**DIRECTIONS:** Extract every line where the string "GOES" appears.

Source data:
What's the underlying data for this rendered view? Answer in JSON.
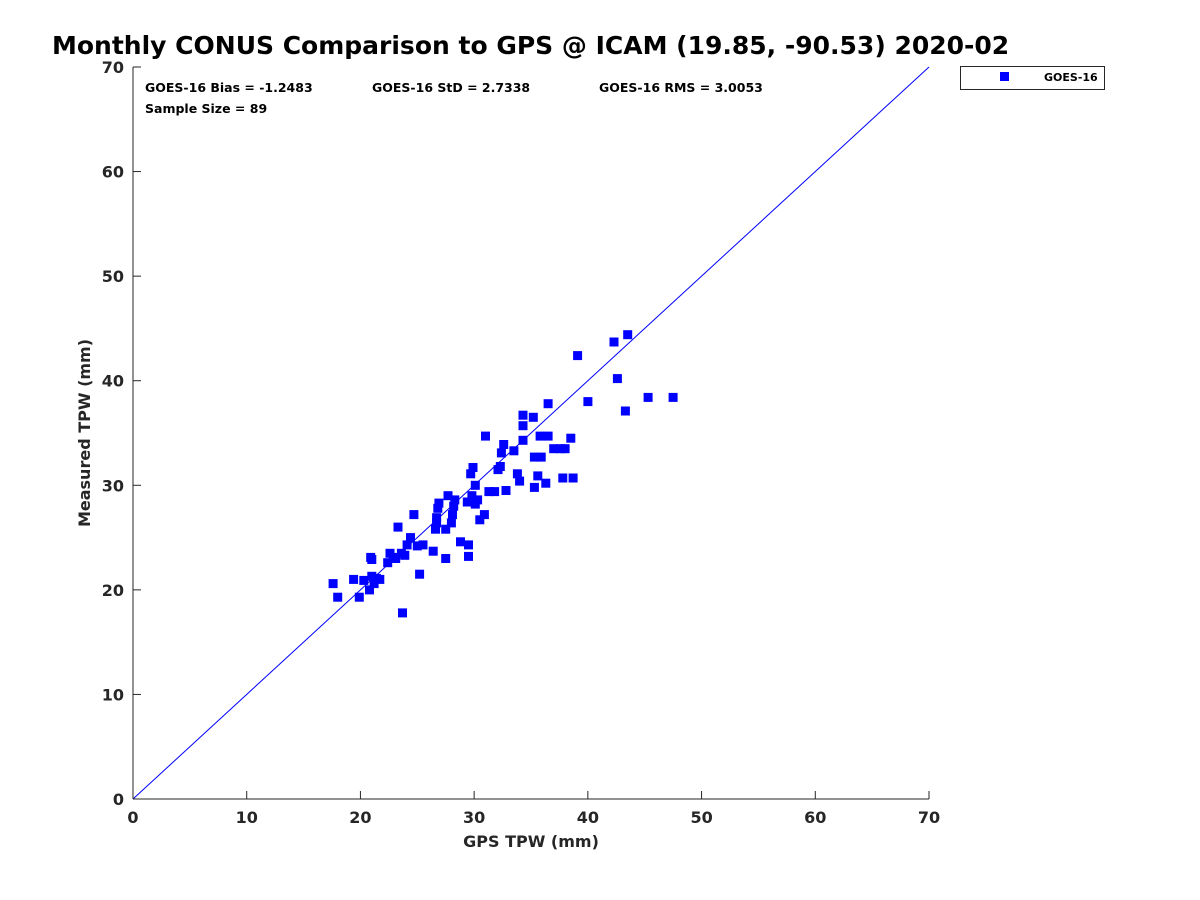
{
  "chart_data": {
    "type": "scatter",
    "title": "Monthly CONUS Comparison to GPS @ ICAM (19.85, -90.53) 2020-02",
    "xlabel": "GPS TPW (mm)",
    "ylabel": "Measured TPW (mm)",
    "xlim": [
      0,
      70
    ],
    "ylim": [
      0,
      70
    ],
    "xticks": [
      0,
      10,
      20,
      30,
      40,
      50,
      60,
      70
    ],
    "yticks": [
      0,
      10,
      20,
      30,
      40,
      50,
      60,
      70
    ],
    "grid": false,
    "legend_position": "top-right outside",
    "reference_line": {
      "name": "1:1 line",
      "x": [
        0,
        70
      ],
      "y": [
        0,
        70
      ],
      "color": "#0000ff"
    },
    "stats": {
      "bias": "GOES-16 Bias = -1.2483",
      "std": "GOES-16 StD = 2.7338",
      "rms": "GOES-16 RMS = 3.0053",
      "sample": "Sample Size = 89"
    },
    "series": [
      {
        "name": "GOES-16",
        "color": "#0000ff",
        "marker": "square",
        "points": [
          [
            17.6,
            20.6
          ],
          [
            18.0,
            19.3
          ],
          [
            19.4,
            21.0
          ],
          [
            19.9,
            19.3
          ],
          [
            20.3,
            20.9
          ],
          [
            20.8,
            20.0
          ],
          [
            20.9,
            23.1
          ],
          [
            21.0,
            22.9
          ],
          [
            21.0,
            21.3
          ],
          [
            21.2,
            20.6
          ],
          [
            21.4,
            21.1
          ],
          [
            21.7,
            21.0
          ],
          [
            22.4,
            22.6
          ],
          [
            22.6,
            23.5
          ],
          [
            23.1,
            23.0
          ],
          [
            23.3,
            26.0
          ],
          [
            23.6,
            23.5
          ],
          [
            23.7,
            17.8
          ],
          [
            23.9,
            23.3
          ],
          [
            24.1,
            24.3
          ],
          [
            24.4,
            25.0
          ],
          [
            24.7,
            27.2
          ],
          [
            25.0,
            24.2
          ],
          [
            25.2,
            21.5
          ],
          [
            25.5,
            24.3
          ],
          [
            26.4,
            23.7
          ],
          [
            26.6,
            25.8
          ],
          [
            26.7,
            26.4
          ],
          [
            26.7,
            26.9
          ],
          [
            26.8,
            27.8
          ],
          [
            26.9,
            28.3
          ],
          [
            27.5,
            25.8
          ],
          [
            27.5,
            23.0
          ],
          [
            27.7,
            29.0
          ],
          [
            28.0,
            26.4
          ],
          [
            28.1,
            27.2
          ],
          [
            28.2,
            28.0
          ],
          [
            28.3,
            28.6
          ],
          [
            28.8,
            24.6
          ],
          [
            29.4,
            28.4
          ],
          [
            29.5,
            24.3
          ],
          [
            29.5,
            23.2
          ],
          [
            29.7,
            31.1
          ],
          [
            29.8,
            29.0
          ],
          [
            29.9,
            31.7
          ],
          [
            30.0,
            28.5
          ],
          [
            30.1,
            30.0
          ],
          [
            30.3,
            28.6
          ],
          [
            30.5,
            26.7
          ],
          [
            30.9,
            27.2
          ],
          [
            31.0,
            34.7
          ],
          [
            31.3,
            29.4
          ],
          [
            31.8,
            29.4
          ],
          [
            32.1,
            31.5
          ],
          [
            32.3,
            31.8
          ],
          [
            32.4,
            33.1
          ],
          [
            32.6,
            33.9
          ],
          [
            32.8,
            29.5
          ],
          [
            33.5,
            33.3
          ],
          [
            33.8,
            31.1
          ],
          [
            34.0,
            30.4
          ],
          [
            34.3,
            36.7
          ],
          [
            34.3,
            35.7
          ],
          [
            34.3,
            34.3
          ],
          [
            35.2,
            36.5
          ],
          [
            35.3,
            32.7
          ],
          [
            35.3,
            29.8
          ],
          [
            35.6,
            30.9
          ],
          [
            35.8,
            34.7
          ],
          [
            35.9,
            32.7
          ],
          [
            36.3,
            30.2
          ],
          [
            36.5,
            37.8
          ],
          [
            36.5,
            34.7
          ],
          [
            37.0,
            33.5
          ],
          [
            37.6,
            33.5
          ],
          [
            37.8,
            30.7
          ],
          [
            38.0,
            33.5
          ],
          [
            38.5,
            34.5
          ],
          [
            38.7,
            30.7
          ],
          [
            39.1,
            42.4
          ],
          [
            40.0,
            38.0
          ],
          [
            42.3,
            43.7
          ],
          [
            42.6,
            40.2
          ],
          [
            43.3,
            37.1
          ],
          [
            43.5,
            44.4
          ],
          [
            45.3,
            38.4
          ],
          [
            47.5,
            38.4
          ],
          [
            30.1,
            28.2
          ],
          [
            22.9,
            23.1
          ]
        ]
      }
    ]
  }
}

**OUTPUT BELOW:**
      "bias": "GOES-16 Bias = -1.2483",
      "std": "GOES-16 StD = 2.7338",
      "rms": "GOES-16 RMS = 3.0053",
        "name": "GOES-16",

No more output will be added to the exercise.